• [GOAL]:
Your task is to transcribe the data in full.

• [RECORDED DATA]:

++++++++++

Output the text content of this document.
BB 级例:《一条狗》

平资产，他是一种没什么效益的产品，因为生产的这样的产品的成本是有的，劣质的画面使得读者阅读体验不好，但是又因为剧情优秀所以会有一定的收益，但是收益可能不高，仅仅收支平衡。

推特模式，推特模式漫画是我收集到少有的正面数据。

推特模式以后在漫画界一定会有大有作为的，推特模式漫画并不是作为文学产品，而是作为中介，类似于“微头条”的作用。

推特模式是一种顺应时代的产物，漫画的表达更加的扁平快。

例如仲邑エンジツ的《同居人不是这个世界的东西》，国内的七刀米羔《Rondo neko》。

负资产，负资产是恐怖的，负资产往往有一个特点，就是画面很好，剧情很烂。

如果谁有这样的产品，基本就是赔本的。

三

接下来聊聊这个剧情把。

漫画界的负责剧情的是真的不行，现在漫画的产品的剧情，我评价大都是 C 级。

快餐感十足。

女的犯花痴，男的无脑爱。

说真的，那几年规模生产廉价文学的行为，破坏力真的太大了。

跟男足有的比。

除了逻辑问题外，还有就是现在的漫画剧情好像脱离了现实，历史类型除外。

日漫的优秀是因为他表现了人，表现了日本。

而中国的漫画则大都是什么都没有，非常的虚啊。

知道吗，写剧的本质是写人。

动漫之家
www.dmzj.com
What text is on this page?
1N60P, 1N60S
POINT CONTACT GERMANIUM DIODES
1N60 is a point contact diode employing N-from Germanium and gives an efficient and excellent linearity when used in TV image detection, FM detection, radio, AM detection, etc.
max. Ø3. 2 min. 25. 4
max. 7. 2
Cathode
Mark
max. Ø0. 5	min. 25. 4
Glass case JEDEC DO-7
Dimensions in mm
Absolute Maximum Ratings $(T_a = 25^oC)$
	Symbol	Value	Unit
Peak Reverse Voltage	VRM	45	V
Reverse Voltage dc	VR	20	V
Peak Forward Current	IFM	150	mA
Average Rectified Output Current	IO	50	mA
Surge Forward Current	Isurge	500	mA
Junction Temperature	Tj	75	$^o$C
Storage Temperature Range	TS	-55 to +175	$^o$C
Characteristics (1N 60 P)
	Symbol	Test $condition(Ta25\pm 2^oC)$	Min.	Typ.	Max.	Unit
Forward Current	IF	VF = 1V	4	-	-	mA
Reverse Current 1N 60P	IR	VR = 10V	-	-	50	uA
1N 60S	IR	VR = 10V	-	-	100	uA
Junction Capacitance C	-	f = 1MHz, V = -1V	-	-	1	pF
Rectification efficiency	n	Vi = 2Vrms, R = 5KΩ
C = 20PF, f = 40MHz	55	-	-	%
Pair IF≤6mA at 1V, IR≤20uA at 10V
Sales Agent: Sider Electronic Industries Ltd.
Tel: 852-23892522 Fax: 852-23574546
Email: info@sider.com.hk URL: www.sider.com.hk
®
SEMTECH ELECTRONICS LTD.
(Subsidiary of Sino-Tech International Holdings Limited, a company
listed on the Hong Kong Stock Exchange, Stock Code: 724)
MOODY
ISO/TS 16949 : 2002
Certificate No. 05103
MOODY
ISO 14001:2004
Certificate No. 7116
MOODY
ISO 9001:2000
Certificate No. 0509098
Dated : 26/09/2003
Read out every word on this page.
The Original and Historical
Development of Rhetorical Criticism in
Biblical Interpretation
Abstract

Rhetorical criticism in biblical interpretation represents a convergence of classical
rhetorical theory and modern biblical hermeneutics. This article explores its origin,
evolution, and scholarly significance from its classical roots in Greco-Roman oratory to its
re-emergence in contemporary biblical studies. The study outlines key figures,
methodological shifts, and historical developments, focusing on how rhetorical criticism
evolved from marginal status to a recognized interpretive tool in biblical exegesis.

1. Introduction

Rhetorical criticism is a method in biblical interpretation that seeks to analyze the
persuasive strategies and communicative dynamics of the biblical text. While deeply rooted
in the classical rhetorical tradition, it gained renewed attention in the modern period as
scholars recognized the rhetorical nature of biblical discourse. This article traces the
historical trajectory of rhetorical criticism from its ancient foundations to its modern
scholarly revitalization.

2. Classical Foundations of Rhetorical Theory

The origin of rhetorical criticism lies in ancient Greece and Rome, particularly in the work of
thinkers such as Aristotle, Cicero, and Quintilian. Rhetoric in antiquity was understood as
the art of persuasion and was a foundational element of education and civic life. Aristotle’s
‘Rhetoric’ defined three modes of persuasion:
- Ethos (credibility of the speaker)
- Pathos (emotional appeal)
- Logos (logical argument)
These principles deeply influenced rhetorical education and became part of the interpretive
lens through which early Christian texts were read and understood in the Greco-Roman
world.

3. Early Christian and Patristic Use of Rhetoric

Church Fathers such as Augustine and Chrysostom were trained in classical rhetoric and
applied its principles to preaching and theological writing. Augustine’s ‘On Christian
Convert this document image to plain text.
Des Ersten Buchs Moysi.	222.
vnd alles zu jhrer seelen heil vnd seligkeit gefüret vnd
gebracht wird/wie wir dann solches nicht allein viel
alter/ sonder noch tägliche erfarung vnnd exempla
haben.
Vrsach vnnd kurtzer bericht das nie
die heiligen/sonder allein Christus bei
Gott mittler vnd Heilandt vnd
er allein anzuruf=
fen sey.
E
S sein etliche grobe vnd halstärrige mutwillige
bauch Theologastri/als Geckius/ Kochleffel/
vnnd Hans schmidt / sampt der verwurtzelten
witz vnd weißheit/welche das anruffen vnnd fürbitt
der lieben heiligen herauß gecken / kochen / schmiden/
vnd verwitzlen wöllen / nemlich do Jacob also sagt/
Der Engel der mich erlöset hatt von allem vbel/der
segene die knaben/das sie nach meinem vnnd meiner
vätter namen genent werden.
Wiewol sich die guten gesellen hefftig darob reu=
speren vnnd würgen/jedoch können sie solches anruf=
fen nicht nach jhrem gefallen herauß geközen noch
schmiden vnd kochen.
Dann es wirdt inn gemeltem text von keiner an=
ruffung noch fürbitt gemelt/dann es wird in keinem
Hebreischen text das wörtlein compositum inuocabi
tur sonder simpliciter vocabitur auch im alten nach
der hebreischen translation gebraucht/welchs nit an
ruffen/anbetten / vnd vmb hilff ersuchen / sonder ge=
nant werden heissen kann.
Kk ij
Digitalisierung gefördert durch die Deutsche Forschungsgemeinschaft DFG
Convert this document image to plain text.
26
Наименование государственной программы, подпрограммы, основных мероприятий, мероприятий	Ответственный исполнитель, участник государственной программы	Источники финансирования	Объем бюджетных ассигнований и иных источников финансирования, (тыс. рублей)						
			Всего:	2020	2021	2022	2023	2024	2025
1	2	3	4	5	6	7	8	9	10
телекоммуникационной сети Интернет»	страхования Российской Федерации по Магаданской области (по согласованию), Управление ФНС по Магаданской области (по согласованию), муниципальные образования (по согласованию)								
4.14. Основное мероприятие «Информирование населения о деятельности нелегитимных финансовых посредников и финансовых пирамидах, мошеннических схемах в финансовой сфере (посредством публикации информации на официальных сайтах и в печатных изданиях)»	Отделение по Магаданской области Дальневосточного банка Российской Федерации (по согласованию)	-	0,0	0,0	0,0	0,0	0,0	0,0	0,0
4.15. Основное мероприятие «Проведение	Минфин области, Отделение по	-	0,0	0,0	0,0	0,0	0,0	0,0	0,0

++++++++++

• [FINISHED EXERCISE]:
Output the text content of this document.
BB 级例:《一条狗》

平资产，他是一种没什么效益的产品，因为生产的这样的产品的成本是有的，劣质的画面使得读者阅读体验不好，但是又因为剧情优秀所以会有一定的收益，但是收益可能不高，仅仅收支平衡。

推特模式，推特模式漫画是我收集到少有的正面数据。

推特模式以后在漫画界一定会有大有作为的，推特模式漫画并不是作为文学产品，而是作为中介，类似于“微头条”的作用。

推特模式是一种顺应时代的产物，漫画的表达更加的扁平快。

例如仲邑エンジツ的《同居人不是这个世界的东西》，国内的七刀米羔《Rondo neko》。

负资产，负资产是恐怖的，负资产往往有一个特点，就是画面很好，剧情很烂。

如果谁有这样的产品，基本就是赔本的。

三

接下来聊聊这个剧情把。

漫画界的负责剧情的是真的不行，现在漫画的产品的剧情，我评价大都是 C 级。

快餐感十足。

女的犯花痴，男的无脑爱。

说真的，那几年规模生产廉价文学的行为，破坏力真的太大了。

跟男足有的比。

除了逻辑问题外，还有就是现在的漫画剧情好像脱离了现实，历史类型除外。

日漫的优秀是因为他表现了人，表现了日本。

而中国的漫画则大都是什么都没有，非常的虚啊。

知道吗，写剧的本质是写人。

动漫之家
www.dmzj.com
What text is on this page?
1N60P, 1N60S
POINT CONTACT GERMANIUM DIODES
1N60 is a point contact diode employing N-from Germanium and gives an efficient and excellent linearity when used in TV image detection, FM detection, radio, AM detection, etc.
max. Ø3. 2 min. 25. 4
max. 7. 2
Cathode
Mark
max. Ø0. 5	min. 25. 4
Glass case JEDEC DO-7
Dimensions in mm
Absolute Maximum Ratings $(T_a = 25^oC)$
	Symbol	Value	Unit
Peak Reverse Voltage	VRM	45	V
Reverse Voltage dc	VR	20	V
Peak Forward Current	IFM	150	mA
Average Rectified Output Current	IO	50	mA
Surge Forward Current	Isurge	500	mA
Junction Temperature	Tj	75	$^o$C
Storage Temperature Range	TS	-55 to +175	$^o$C
Characteristics (1N 60 P)
	Symbol	Test $condition(Ta25\pm 2^oC)$	Min.	Typ.	Max.	Unit
Forward Current	IF	VF = 1V	4	-	-	mA
Reverse Current 1N 60P	IR	VR = 10V	-	-	50	uA
1N 60S	IR	VR = 10V	-	-	100	uA
Junction Capacitance C	-	f = 1MHz, V = -1V	-	-	1	pF
Rectification efficiency	n	Vi = 2Vrms, R = 5KΩ
C = 20PF, f = 40MHz	55	-	-	%
Pair IF≤6mA at 1V, IR≤20uA at 10V
Sales Agent: Sider Electronic Industries Ltd.
Tel: 852-23892522 Fax: 852-23574546
Email: info@sider.com.hk URL: www.sider.com.hk
®
SEMTECH ELECTRONICS LTD.
(Subsidiary of Sino-Tech International Holdings Limited, a company
listed on the Hong Kong Stock Exchange, Stock Code: 724)
MOODY
ISO/TS 16949 : 2002
Certificate No. 05103
MOODY
ISO 14001:2004
Certificate No. 7116
MOODY
ISO 9001:2000
Certificate No. 0509098
Dated : 26/09/2003
Read out every word on this page.
The Original and Historical
Development of Rhetorical Criticism in
Biblical Interpretation
Abstract

Rhetorical criticism in biblical interpretation represents a convergence of classical
rhetorical theory and modern biblical hermeneutics. This article explores its origin,
evolution, and scholarly significance from its classical roots in Greco-Roman oratory to its
re-emergence in contemporary biblical studies. The study outlines key figures,
methodological shifts, and historical developments, focusing on how rhetorical criticism
evolved from marginal status to a recognized interpretive tool in biblical exegesis.

1. Introduction

Rhetorical criticism is a method in biblical interpretation that seeks to analyze the
persuasive strategies and communicative dynamics of the biblical text. While deeply rooted
in the classical rhetorical tradition, it gained renewed attention in the modern period as
scholars recognized the rhetorical nature of biblical discourse. This article traces the
historical trajectory of rhetorical criticism from its ancient foundations to its modern
scholarly revitalization.

2. Classical Foundations of Rhetorical Theory

The origin of rhetorical criticism lies in ancient Greece and Rome, particularly in the work of
thinkers such as Aristotle, Cicero, and Quintilian. Rhetoric in antiquity was understood as
the art of persuasion and was a foundational element of education and civic life. Aristotle’s
‘Rhetoric’ defined three modes of persuasion:
- Ethos (credibility of the speaker)
- Pathos (emotional appeal)
- Logos (logical argument)
These principles deeply influenced rhetorical education and became part of the interpretive
lens through which early Christian texts were read and understood in the Greco-Roman
world.

3. Early Christian and Patristic Use of Rhetoric

Church Fathers such as Augustine and Chrysostom were trained in classical rhetoric and
applied its principles to preaching and theological writing. Augustine’s ‘On Christian
Convert this document image to plain text.
Des Ersten Buchs Moysi.	222.
vnd alles zu jhrer seelen heil vnd seligkeit gefüret vnd
gebracht wird/wie wir dann solches nicht allein viel
alter/ sonder noch tägliche erfarung vnnd exempla
haben.
Vrsach vnnd kurtzer bericht das nie
die heiligen/sonder allein Christus bei
Gott mittler vnd Heilandt vnd
er allein anzuruf=
fen sey.
E
S sein etliche grobe vnd halstärrige mutwillige
bauch Theologastri/als Geckius/ Kochleffel/
vnnd Hans schmidt / sampt der verwurtzelten
witz vnd weißheit/welche das anruffen vnnd fürbitt
der lieben heiligen herauß gecken / kochen / schmiden/
vnd verwitzlen wöllen / nemlich do Jacob also sagt/
Der Engel der mich erlöset hatt von allem vbel/der
segene die knaben/das sie nach meinem vnnd meiner
vätter namen genent werden.
Wiewol sich die guten gesellen hefftig darob reu=
speren vnnd würgen/jedoch können sie solches anruf=
fen nicht nach jhrem gefallen herauß geközen noch
schmiden vnd kochen.
Dann es wirdt inn gemeltem text von keiner an=
ruffung noch fürbitt gemelt/dann es wird in keinem
Hebreischen text das wörtlein compositum inuocabi
tur sonder simpliciter vocabitur auch im alten nach
der hebreischen translation gebraucht/welchs nit an
ruffen/anbetten / vnd vmb hilff ersuchen / sonder ge=
nant werden heissen kann.
Kk ij
Digitalisierung gefördert durch die Deutsche Forschungsgemeinschaft DFG
Convert this document image to plain text.
26
Наименование государственной программы, подпрограммы, основных мероприятий, мероприятий	Ответственный исполнитель, участник государственной программы	Источники финансирования	Объем бюджетных ассигнований и иных источников финансирования, (тыс. рублей)						
			Всего:	2020	2021	2022	2023	2024	2025
1	2	3	4	5	6	7	8	9	10
телекоммуникационной сети Интернет»	страхования Российской Федерации по Магаданской области (по согласованию), Управление ФНС по Магаданской области (по согласованию), муниципальные образования (по согласованию)								
4.14. Основное мероприятие «Информирование населения о деятельности нелегитимных финансовых посредников и финансовых пирамидах, мошеннических схемах в финансовой сфере (посредством публикации информации на официальных сайтах и в печатных изданиях)»	Отделение по Магаданской области Дальневосточного банка Российской Федерации (по согласованию)	-	0,0	0,0	0,0	0,0	0,0	0,0	0,0
4.15. Основное мероприятие «Проведение	Минфин области, Отделение по	-	0,0	0,0	0,0	0,0	0,0	0,0	0,0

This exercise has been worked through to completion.